**Available data:**
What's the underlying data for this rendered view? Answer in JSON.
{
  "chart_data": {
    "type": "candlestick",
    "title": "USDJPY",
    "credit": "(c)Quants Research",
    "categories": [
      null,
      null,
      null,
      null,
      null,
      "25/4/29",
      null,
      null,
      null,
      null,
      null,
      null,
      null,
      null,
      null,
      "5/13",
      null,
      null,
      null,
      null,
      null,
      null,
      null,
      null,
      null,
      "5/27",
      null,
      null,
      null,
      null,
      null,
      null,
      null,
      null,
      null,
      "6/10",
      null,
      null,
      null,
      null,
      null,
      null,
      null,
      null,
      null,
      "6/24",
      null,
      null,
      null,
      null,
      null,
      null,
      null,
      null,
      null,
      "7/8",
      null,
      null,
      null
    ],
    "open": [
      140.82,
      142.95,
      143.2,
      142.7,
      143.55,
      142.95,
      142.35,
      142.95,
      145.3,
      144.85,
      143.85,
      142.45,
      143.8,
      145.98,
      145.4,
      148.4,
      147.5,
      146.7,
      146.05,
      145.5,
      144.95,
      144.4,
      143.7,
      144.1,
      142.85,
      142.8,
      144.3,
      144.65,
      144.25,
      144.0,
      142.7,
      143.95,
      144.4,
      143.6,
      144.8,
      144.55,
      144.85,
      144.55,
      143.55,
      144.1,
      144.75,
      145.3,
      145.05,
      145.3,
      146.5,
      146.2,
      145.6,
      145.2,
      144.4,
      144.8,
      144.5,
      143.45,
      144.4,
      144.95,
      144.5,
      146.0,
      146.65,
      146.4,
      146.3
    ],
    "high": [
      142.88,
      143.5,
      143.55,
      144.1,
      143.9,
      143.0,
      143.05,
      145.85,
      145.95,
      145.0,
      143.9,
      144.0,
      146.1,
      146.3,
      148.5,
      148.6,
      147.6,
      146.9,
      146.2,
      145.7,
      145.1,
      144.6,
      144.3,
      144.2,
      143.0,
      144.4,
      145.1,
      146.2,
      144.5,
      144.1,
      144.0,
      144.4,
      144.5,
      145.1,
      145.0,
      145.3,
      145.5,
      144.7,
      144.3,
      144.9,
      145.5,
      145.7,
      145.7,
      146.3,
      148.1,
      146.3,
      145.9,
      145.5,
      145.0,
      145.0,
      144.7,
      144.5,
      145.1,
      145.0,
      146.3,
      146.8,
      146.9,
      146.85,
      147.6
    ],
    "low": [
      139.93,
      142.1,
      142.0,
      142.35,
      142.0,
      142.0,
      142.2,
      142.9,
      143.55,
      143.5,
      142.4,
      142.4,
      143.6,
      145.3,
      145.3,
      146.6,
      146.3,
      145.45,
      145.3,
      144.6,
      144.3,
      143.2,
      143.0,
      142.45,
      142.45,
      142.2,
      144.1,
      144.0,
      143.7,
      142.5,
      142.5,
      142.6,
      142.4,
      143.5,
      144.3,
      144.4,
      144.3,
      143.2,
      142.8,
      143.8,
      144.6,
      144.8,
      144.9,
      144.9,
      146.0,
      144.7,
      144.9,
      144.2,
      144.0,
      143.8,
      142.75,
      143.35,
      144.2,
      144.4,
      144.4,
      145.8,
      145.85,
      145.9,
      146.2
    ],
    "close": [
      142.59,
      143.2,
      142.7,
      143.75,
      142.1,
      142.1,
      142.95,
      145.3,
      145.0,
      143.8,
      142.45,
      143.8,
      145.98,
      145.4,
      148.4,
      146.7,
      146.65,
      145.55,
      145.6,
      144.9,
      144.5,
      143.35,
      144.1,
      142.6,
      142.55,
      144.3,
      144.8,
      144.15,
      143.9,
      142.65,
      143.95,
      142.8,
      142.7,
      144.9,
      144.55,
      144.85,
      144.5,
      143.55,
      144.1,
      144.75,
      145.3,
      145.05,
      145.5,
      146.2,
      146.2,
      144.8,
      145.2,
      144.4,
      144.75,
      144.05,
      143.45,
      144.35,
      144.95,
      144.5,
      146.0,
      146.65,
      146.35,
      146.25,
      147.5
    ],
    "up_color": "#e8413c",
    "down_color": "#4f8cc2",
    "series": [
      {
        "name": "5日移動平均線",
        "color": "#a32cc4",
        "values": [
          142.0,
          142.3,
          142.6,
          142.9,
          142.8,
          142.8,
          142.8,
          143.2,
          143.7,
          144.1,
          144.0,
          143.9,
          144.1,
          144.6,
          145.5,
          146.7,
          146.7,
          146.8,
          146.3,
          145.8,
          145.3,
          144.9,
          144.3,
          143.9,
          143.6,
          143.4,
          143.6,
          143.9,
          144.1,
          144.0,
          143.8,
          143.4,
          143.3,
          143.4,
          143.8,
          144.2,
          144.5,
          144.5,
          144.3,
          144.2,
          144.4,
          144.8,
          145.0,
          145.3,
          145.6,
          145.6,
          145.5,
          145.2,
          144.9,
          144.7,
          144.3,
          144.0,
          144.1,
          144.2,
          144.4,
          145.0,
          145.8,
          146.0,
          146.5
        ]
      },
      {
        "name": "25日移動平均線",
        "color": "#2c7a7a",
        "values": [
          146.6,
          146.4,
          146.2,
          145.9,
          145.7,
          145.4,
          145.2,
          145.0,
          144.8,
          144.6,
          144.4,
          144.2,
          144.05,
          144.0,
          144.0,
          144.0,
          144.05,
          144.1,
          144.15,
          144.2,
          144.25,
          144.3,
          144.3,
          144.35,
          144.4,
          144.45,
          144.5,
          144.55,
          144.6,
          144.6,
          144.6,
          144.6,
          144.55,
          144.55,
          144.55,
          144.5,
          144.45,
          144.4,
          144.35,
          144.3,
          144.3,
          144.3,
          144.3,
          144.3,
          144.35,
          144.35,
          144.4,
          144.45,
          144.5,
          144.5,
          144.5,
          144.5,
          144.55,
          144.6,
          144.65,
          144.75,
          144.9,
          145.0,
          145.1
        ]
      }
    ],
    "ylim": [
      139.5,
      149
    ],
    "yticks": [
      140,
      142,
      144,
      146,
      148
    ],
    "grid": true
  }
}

**Problem statement:**
From the records above, extract every entry verbatim.

**Answer to the task:**
What's the underlying data for this rendered view? Answer in JSON.
{
  "chart_data": {
    "type": "candlestick",
    "title": "USDJPY",
    "credit": "(c)Quants Research",
    "categories": [
      null,
      null,
      null,
      null,
      null,
      "25/4/29",
      null,
      null,
      null,
      null,
      null,
      null,
      null,
      null,
      null,
      "5/13",
      null,
      null,
      null,
      null,
      null,
      null,
      null,
      null,
      null,
      "5/27",
      null,
      null,
      null,
      null,
      null,
      null,
      null,
      null,
      null,
      "6/10",
      null,
      null,
      null,
      null,
      null,
      null,
      null,
      null,
      null,
      "6/24",
      null,
      null,
      null,
      null,
      null,
      null,
      null,
      null,
      null,
      "7/8",
      null,
      null,
      null
    ],
    "open": [
      140.82,
      142.95,
      143.2,
      142.7,
      143.55,
      142.95,
      142.35,
      142.95,
      145.3,
      144.85,
      143.85,
      142.45,
      143.8,
      145.98,
      145.4,
      148.4,
      147.5,
      146.7,
      146.05,
      145.5,
      144.95,
      144.4,
      143.7,
      144.1,
      142.85,
      142.8,
      144.3,
      144.65,
      144.25,
      144.0,
      142.7,
      143.95,
      144.4,
      143.6,
      144.8,
      144.55,
      144.85,
      144.55,
      143.55,
      144.1,
      144.75,
      145.3,
      145.05,
      145.3,
      146.5,
      146.2,
      145.6,
      145.2,
      144.4,
      144.8,
      144.5,
      143.45,
      144.4,
      144.95,
      144.5,
      146.0,
      146.65,
      146.4,
      146.3
    ],
    "high": [
      142.88,
      143.5,
      143.55,
      144.1,
      143.9,
      143.0,
      143.05,
      145.85,
      145.95,
      145.0,
      143.9,
      144.0,
      146.1,
      146.3,
      148.5,
      148.6,
      147.6,
      146.9,
      146.2,
      145.7,
      145.1,
      144.6,
      144.3,
      144.2,
      143.0,
      144.4,
      145.1,
      146.2,
      144.5,
      144.1,
      144.0,
      144.4,
      144.5,
      145.1,
      145.0,
      145.3,
      145.5,
      144.7,
      144.3,
      144.9,
      145.5,
      145.7,
      145.7,
      146.3,
      148.1,
      146.3,
      145.9,
      145.5,
      145.0,
      145.0,
      144.7,
      144.5,
      145.1,
      145.0,
      146.3,
      146.8,
      146.9,
      146.85,
      147.6
    ],
    "low": [
      139.93,
      142.1,
      142.0,
      142.35,
      142.0,
      142.0,
      142.2,
      142.9,
      143.55,
      143.5,
      142.4,
      142.4,
      143.6,
      145.3,
      145.3,
      146.6,
      146.3,
      145.45,
      145.3,
      144.6,
      144.3,
      143.2,
      143.0,
      142.45,
      142.45,
      142.2,
      144.1,
      144.0,
      143.7,
      142.5,
      142.5,
      142.6,
      142.4,
      143.5,
      144.3,
      144.4,
      144.3,
      143.2,
      142.8,
      143.8,
      144.6,
      144.8,
      144.9,
      144.9,
      146.0,
      144.7,
      144.9,
      144.2,
      144.0,
      143.8,
      142.75,
      143.35,
      144.2,
      144.4,
      144.4,
      145.8,
      145.85,
      145.9,
      146.2
    ],
    "close": [
      142.59,
      143.2,
      142.7,
      143.75,
      142.1,
      142.1,
      142.95,
      145.3,
      145.0,
      143.8,
      142.45,
      143.8,
      145.98,
      145.4,
      148.4,
      146.7,
      146.65,
      145.55,
      145.6,
      144.9,
      144.5,
      143.35,
      144.1,
      142.6,
      142.55,
      144.3,
      144.8,
      144.15,
      143.9,
      142.65,
      143.95,
      142.8,
      142.7,
      144.9,
      144.55,
      144.85,
      144.5,
      143.55,
      144.1,
      144.75,
      145.3,
      145.05,
      145.5,
      146.2,
      146.2,
      144.8,
      145.2,
      144.4,
      144.75,
      144.05,
      143.45,
      144.35,
      144.95,
      144.5,
      146.0,
      146.65,
      146.35,
      146.25,
      147.5
    ],
    "up_color": "#e8413c",
    "down_color": "#4f8cc2",
    "series": [
      {
        "name": "5日移動平均線",
        "color": "#a32cc4",
        "values": [
          142.0,
          142.3,
          142.6,
          142.9,
          142.8,
          142.8,
          142.8,
          143.2,
          143.7,
          144.1,
          144.0,
          143.9,
          144.1,
          144.6,
          145.5,
          146.7,
          146.7,
          146.8,
          146.3,
          145.8,
          145.3,
          144.9,
          144.3,
          143.9,
          143.6,
          143.4,
          143.6,
          143.9,
          144.1,
          144.0,
          143.8,
          143.4,
          143.3,
          143.4,
          143.8,
          144.2,
          144.5,
          144.5,
          144.3,
          144.2,
          144.4,
          144.8,
          145.0,
          145.3,
          145.6,
          145.6,
          145.5,
          145.2,
          144.9,
          144.7,
          144.3,
          144.0,
          144.1,
          144.2,
          144.4,
          145.0,
          145.8,
          146.0,
          146.5
        ]
      },
      {
        "name": "25日移動平均線",
        "color": "#2c7a7a",
        "values": [
          146.6,
          146.4,
          146.2,
          145.9,
          145.7,
          145.4,
          145.2,
          145.0,
          144.8,
          144.6,
          144.4,
          144.2,
          144.05,
          144.0,
          144.0,
          144.0,
          144.05,
          144.1,
          144.15,
          144.2,
          144.25,
          144.3,
          144.3,
          144.35,
          144.4,
          144.45,
          144.5,
          144.55,
          144.6,
          144.6,
          144.6,
          144.6,
          144.55,
          144.55,
          144.55,
          144.5,
          144.45,
          144.4,
          144.35,
          144.3,
          144.3,
          144.3,
          144.3,
          144.3,
          144.35,
          144.35,
          144.4,
          144.45,
          144.5,
          144.5,
          144.5,
          144.5,
          144.55,
          144.6,
          144.65,
          144.75,
          144.9,
          145.0,
          145.1
        ]
      }
    ],
    "ylim": [
      139.5,
      149
    ],
    "yticks": [
      140,
      142,
      144,
      146,
      148
    ],
    "grid": true
  }
}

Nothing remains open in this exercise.